■ Task description:
Transcribe the records that follow, preserving every word.

::::::::

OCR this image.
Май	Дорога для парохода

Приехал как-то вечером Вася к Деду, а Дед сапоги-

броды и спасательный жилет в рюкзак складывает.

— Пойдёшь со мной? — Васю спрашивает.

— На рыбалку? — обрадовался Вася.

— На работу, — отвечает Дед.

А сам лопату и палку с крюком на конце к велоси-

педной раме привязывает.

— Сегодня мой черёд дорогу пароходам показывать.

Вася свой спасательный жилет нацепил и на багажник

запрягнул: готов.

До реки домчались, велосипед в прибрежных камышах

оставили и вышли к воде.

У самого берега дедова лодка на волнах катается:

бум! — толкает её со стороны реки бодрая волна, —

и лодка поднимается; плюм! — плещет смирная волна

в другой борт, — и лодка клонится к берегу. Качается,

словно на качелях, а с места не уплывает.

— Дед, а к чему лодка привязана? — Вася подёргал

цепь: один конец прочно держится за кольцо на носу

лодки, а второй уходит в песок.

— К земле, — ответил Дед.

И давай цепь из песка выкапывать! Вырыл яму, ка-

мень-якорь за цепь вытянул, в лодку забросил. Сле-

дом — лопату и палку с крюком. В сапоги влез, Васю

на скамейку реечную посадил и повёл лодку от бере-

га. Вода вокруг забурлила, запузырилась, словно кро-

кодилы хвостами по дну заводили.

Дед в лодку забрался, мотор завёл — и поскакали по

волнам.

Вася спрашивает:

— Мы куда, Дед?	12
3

::::::::

■ Complete answer:
OCR this image.
Май	Дорога для парохода

Приехал как-то вечером Вася к Деду, а Дед сапоги-

броды и спасательный жилет в рюкзак складывает.

— Пойдёшь со мной? — Васю спрашивает.

— На рыбалку? — обрадовался Вася.

— На работу, — отвечает Дед.

А сам лопату и палку с крюком на конце к велоси-

педной раме привязывает.

— Сегодня мой черёд дорогу пароходам показывать.

Вася свой спасательный жилет нацепил и на багажник

запрягнул: готов.

До реки домчались, велосипед в прибрежных камышах

оставили и вышли к воде.

У самого берега дедова лодка на волнах катается:

бум! — толкает её со стороны реки бодрая волна, —

и лодка поднимается; плюм! — плещет смирная волна

в другой борт, — и лодка клонится к берегу. Качается,

словно на качелях, а с места не уплывает.

— Дед, а к чему лодка привязана? — Вася подёргал

цепь: один конец прочно держится за кольцо на носу

лодки, а второй уходит в песок.

— К земле, — ответил Дед.

И давай цепь из песка выкапывать! Вырыл яму, ка-

мень-якорь за цепь вытянул, в лодку забросил. Сле-

дом — лопату и палку с крюком. В сапоги влез, Васю

на скамейку реечную посадил и повёл лодку от бере-

га. Вода вокруг забурлила, запузырилась, словно кро-

кодилы хвостами по дну заводили.

Дед в лодку забрался, мотор завёл — и поскакали по

волнам.

Вася спрашивает:

— Мы куда, Дед?	12
3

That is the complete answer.